== DATASET EXCERPTS

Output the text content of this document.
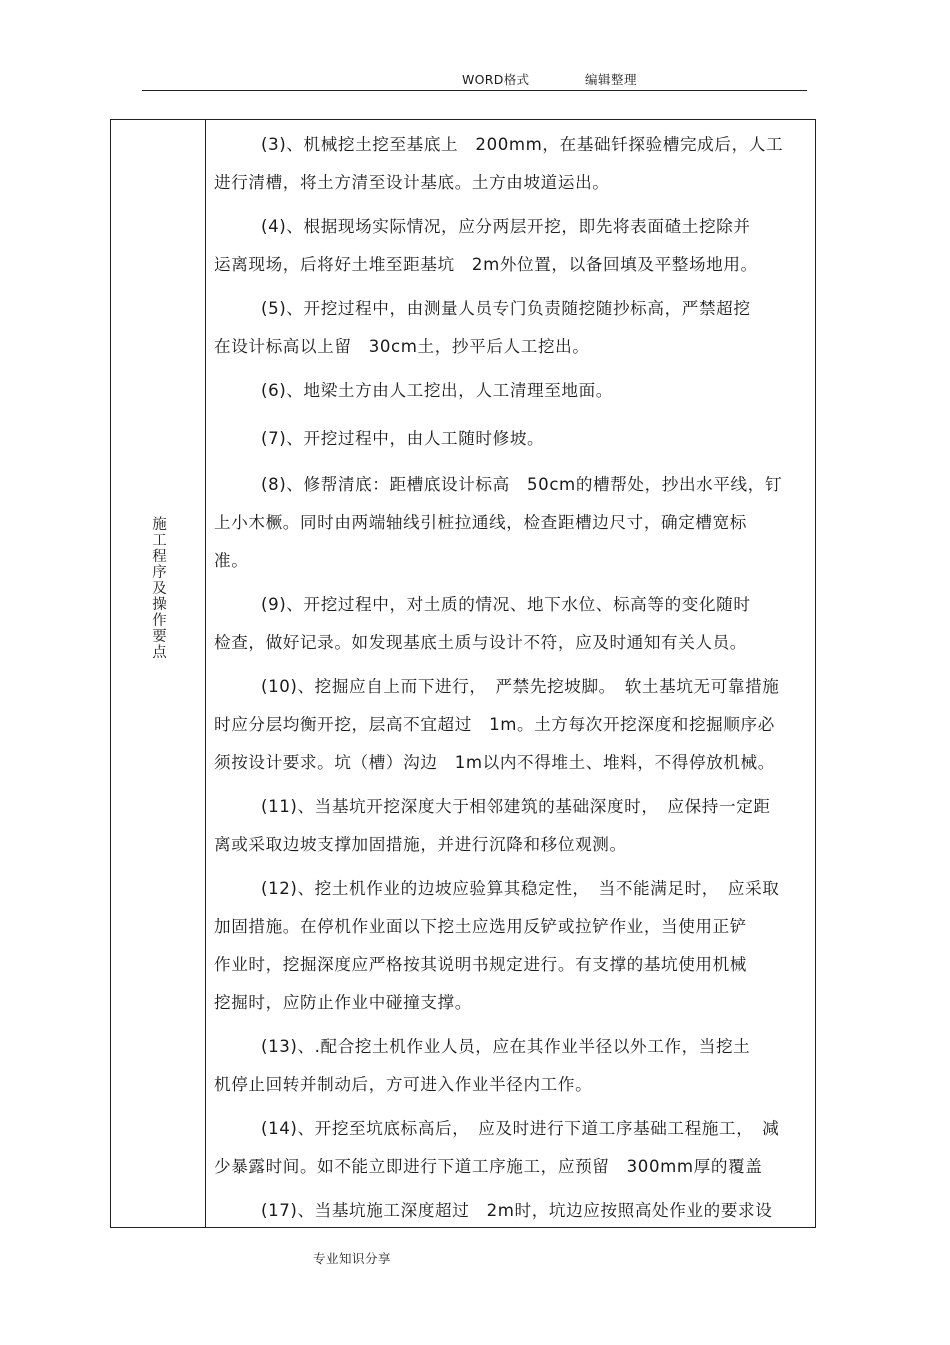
WORD格式	编辑整理
施工程序及操作要点
(3)、机械挖土挖至基底上　200mm，在基础钎探验槽完成后，人工
进行清槽，将土方清至设计基底。土方由坡道运出。
(4)、根据现场实际情况，应分两层开挖，即先将表面碴土挖除并
运离现场，后将好土堆至距基坑　2m外位置，以备回填及平整场地用。
(5)、开挖过程中，由测量人员专门负责随挖随抄标高，严禁超挖
在设计标高以上留　30cm土，抄平后人工挖出。
(6)、地梁土方由人工挖出，人工清理至地面。
(7)、开挖过程中，由人工随时修坡。
(8)、修帮清底：距槽底设计标高　50cm的槽帮处，抄出水平线，钉
上小木橛。同时由两端轴线引桩拉通线，检查距槽边尺寸，确定槽宽标
准。
(9)、开挖过程中，对土质的情况、地下水位、标高等的变化随时
检查，做好记录。如发现基底土质与设计不符，应及时通知有关人员。
(10)、挖掘应自上而下进行，　严禁先挖坡脚。　软土基坑无可靠措施
时应分层均衡开挖，层高不宜超过　1m。土方每次开挖深度和挖掘顺序必
须按设计要求。坑（槽）沟边　1m以内不得堆土、堆料，不得停放机械。
(11)、当基坑开挖深度大于相邻建筑的基础深度时，　应保持一定距
离或采取边坡支撑加固措施，并进行沉降和移位观测。
(12)、挖土机作业的边坡应验算其稳定性，　当不能满足时，　应采取
加固措施。在停机作业面以下挖土应选用反铲或拉铲作业，当使用正铲
作业时，挖掘深度应严格按其说明书规定进行。有支撑的基坑使用机械
挖掘时，应防止作业中碰撞支撑。
(13)、.配合挖土机作业人员，应在其作业半径以外工作，当挖土
机停止回转并制动后，方可进入作业半径内工作。
(14)、开挖至坑底标高后，　应及时进行下道工序基础工程施工，　减
少暴露时间。如不能立即进行下道工序施工，应预留　300mm厚的覆盖
(17)、当基坑施工深度超过　2m时，坑边应按照高处作业的要求设
专业知识分享
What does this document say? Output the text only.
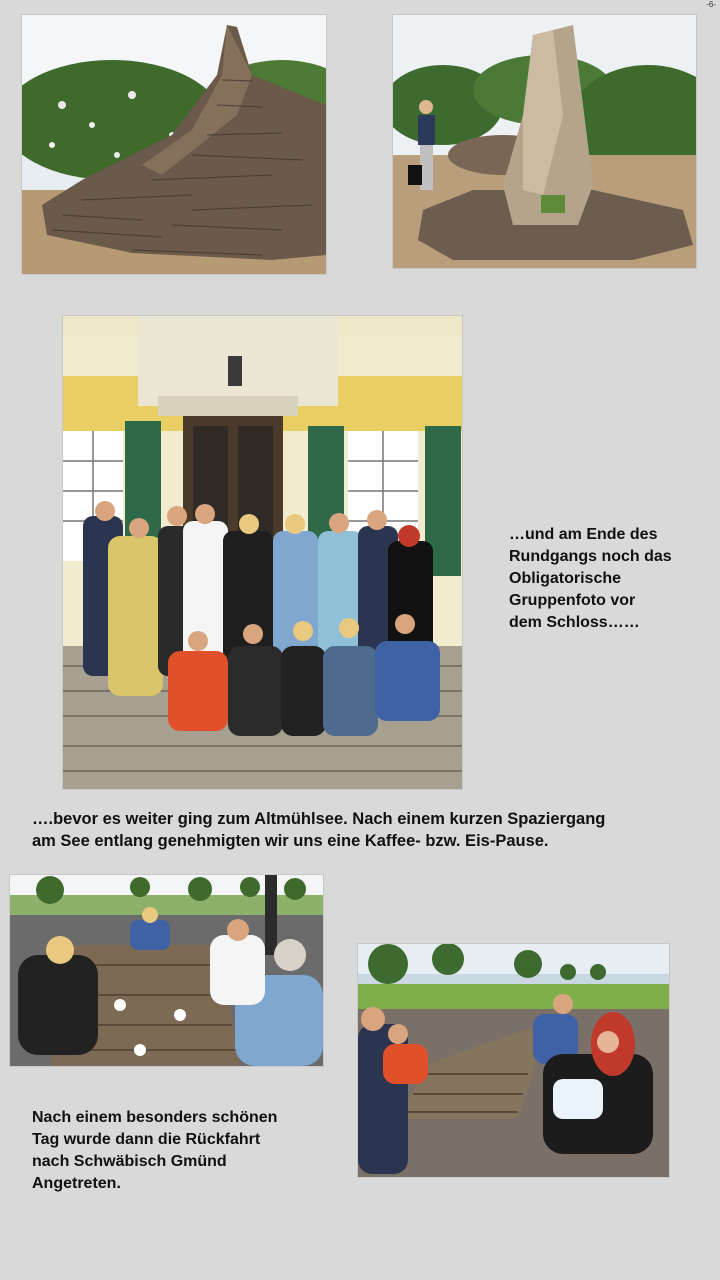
-6-

…und am Ende des
Rundgangs noch das
Obligatorische
Gruppenfoto vor
dem Schloss……

….bevor es weiter ging zum Altmühlsee. Nach einem kurzen Spaziergang
am See entlang genehmigten wir uns eine Kaffee- bzw. Eis-Pause.

Nach einem besonders schönen
Tag wurde dann die Rückfahrt
nach Schwäbisch Gmünd
Angetreten.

====

YOUR INSTRUCTIONS —
Copy every line of the data exactly as written, excluding the pictures.

FINAL RESULT —
Output the text content of this document.
WORD格式	编辑整理
施工程序及操作要点
(3)、机械挖土挖至基底上　200mm，在基础钎探验槽完成后，人工
进行清槽，将土方清至设计基底。土方由坡道运出。
(4)、根据现场实际情况，应分两层开挖，即先将表面碴土挖除并
运离现场，后将好土堆至距基坑　2m外位置，以备回填及平整场地用。
(5)、开挖过程中，由测量人员专门负责随挖随抄标高，严禁超挖
在设计标高以上留　30cm土，抄平后人工挖出。
(6)、地梁土方由人工挖出，人工清理至地面。
(7)、开挖过程中，由人工随时修坡。
(8)、修帮清底：距槽底设计标高　50cm的槽帮处，抄出水平线，钉
上小木橛。同时由两端轴线引桩拉通线，检查距槽边尺寸，确定槽宽标
准。
(9)、开挖过程中，对土质的情况、地下水位、标高等的变化随时
检查，做好记录。如发现基底土质与设计不符，应及时通知有关人员。
(10)、挖掘应自上而下进行，　严禁先挖坡脚。　软土基坑无可靠措施
时应分层均衡开挖，层高不宜超过　1m。土方每次开挖深度和挖掘顺序必
须按设计要求。坑（槽）沟边　1m以内不得堆土、堆料，不得停放机械。
(11)、当基坑开挖深度大于相邻建筑的基础深度时，　应保持一定距
离或采取边坡支撑加固措施，并进行沉降和移位观测。
(12)、挖土机作业的边坡应验算其稳定性，　当不能满足时，　应采取
加固措施。在停机作业面以下挖土应选用反铲或拉铲作业，当使用正铲
作业时，挖掘深度应严格按其说明书规定进行。有支撑的基坑使用机械
挖掘时，应防止作业中碰撞支撑。
(13)、.配合挖土机作业人员，应在其作业半径以外工作，当挖土
机停止回转并制动后，方可进入作业半径内工作。
(14)、开挖至坑底标高后，　应及时进行下道工序基础工程施工，　减
少暴露时间。如不能立即进行下道工序施工，应预留　300mm厚的覆盖
(17)、当基坑施工深度超过　2m时，坑边应按照高处作业的要求设
专业知识分享
What does this document say? Output the text only.
-6-

…und am Ende des
Rundgangs noch das
Obligatorische
Gruppenfoto vor
dem Schloss……

….bevor es weiter ging zum Altmühlsee. Nach einem kurzen Spaziergang
am See entlang genehmigten wir uns eine Kaffee- bzw. Eis-Pause.

Nach einem besonders schönen
Tag wurde dann die Rückfahrt
nach Schwäbisch Gmünd
Angetreten.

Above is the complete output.